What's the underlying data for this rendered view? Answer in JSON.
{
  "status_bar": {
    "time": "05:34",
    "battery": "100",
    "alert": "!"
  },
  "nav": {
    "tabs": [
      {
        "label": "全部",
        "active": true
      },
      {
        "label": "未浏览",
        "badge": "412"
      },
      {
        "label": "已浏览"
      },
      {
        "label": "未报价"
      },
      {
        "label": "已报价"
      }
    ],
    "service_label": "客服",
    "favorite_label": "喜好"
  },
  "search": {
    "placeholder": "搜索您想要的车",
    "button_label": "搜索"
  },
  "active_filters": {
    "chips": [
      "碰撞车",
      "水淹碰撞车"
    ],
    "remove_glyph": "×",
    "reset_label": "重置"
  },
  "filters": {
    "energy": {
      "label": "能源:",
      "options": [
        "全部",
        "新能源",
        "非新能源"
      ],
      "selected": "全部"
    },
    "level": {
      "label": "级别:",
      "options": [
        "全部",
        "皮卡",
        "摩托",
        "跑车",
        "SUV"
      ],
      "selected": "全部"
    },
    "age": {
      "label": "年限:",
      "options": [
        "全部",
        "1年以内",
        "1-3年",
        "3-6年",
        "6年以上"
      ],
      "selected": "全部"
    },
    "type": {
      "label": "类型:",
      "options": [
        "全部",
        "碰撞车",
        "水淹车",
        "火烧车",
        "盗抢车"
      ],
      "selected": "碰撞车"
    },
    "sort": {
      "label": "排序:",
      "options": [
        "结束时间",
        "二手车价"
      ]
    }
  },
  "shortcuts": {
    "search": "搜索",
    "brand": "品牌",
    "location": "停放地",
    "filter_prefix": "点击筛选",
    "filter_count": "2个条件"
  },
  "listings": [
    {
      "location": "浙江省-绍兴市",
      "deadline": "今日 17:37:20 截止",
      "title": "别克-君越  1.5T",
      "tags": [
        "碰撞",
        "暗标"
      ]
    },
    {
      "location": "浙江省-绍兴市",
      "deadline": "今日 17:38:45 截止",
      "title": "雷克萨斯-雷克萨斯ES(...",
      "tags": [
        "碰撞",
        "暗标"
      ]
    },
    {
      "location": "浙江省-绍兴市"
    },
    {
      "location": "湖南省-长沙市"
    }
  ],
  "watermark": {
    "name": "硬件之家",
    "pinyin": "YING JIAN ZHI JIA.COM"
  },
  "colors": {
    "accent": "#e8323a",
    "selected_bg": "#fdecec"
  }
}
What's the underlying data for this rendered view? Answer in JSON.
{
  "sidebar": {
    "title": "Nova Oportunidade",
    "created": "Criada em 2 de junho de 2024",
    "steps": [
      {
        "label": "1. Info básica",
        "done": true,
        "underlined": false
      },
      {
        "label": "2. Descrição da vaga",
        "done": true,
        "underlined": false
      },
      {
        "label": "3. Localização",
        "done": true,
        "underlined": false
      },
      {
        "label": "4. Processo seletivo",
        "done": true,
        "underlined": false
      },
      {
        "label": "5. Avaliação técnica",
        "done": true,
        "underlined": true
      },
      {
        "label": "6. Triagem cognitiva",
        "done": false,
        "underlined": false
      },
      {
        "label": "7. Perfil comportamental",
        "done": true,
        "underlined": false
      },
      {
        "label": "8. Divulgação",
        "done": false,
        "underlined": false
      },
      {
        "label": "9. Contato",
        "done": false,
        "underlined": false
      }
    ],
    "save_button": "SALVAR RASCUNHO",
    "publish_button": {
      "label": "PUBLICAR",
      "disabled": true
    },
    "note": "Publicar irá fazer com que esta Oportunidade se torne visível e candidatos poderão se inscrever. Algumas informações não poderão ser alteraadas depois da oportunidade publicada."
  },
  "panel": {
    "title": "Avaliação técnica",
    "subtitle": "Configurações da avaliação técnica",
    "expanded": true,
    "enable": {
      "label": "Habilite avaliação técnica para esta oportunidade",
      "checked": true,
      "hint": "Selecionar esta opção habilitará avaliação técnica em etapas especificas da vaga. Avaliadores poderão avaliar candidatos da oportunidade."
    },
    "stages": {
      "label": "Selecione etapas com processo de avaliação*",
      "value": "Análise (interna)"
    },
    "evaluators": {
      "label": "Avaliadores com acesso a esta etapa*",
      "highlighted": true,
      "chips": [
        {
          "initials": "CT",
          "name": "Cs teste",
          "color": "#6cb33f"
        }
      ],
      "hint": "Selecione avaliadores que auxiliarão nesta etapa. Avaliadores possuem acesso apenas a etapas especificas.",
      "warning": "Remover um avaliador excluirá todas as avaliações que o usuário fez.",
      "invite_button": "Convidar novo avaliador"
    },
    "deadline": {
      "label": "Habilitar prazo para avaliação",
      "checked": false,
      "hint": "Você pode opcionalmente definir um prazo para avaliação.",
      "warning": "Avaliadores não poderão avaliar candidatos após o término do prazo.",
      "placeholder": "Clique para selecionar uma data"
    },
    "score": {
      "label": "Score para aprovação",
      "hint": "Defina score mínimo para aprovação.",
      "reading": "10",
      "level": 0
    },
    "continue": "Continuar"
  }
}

.....

EXERCISE OBJECTIVE: Locate the lines above that contain "etapas" and copy them.

WRITTEN RESPONSE:
      "hint": "Selecionar esta opção habilitará avaliação técnica em etapas especificas da vaga. Avaliadores poderão avaliar candidatos da oportunidade."
      "label": "Selecione etapas com processo de avaliação*",
      "hint": "Selecione avaliadores que auxiliarão nesta etapa. Avaliadores possuem acesso apenas a etapas especificas.",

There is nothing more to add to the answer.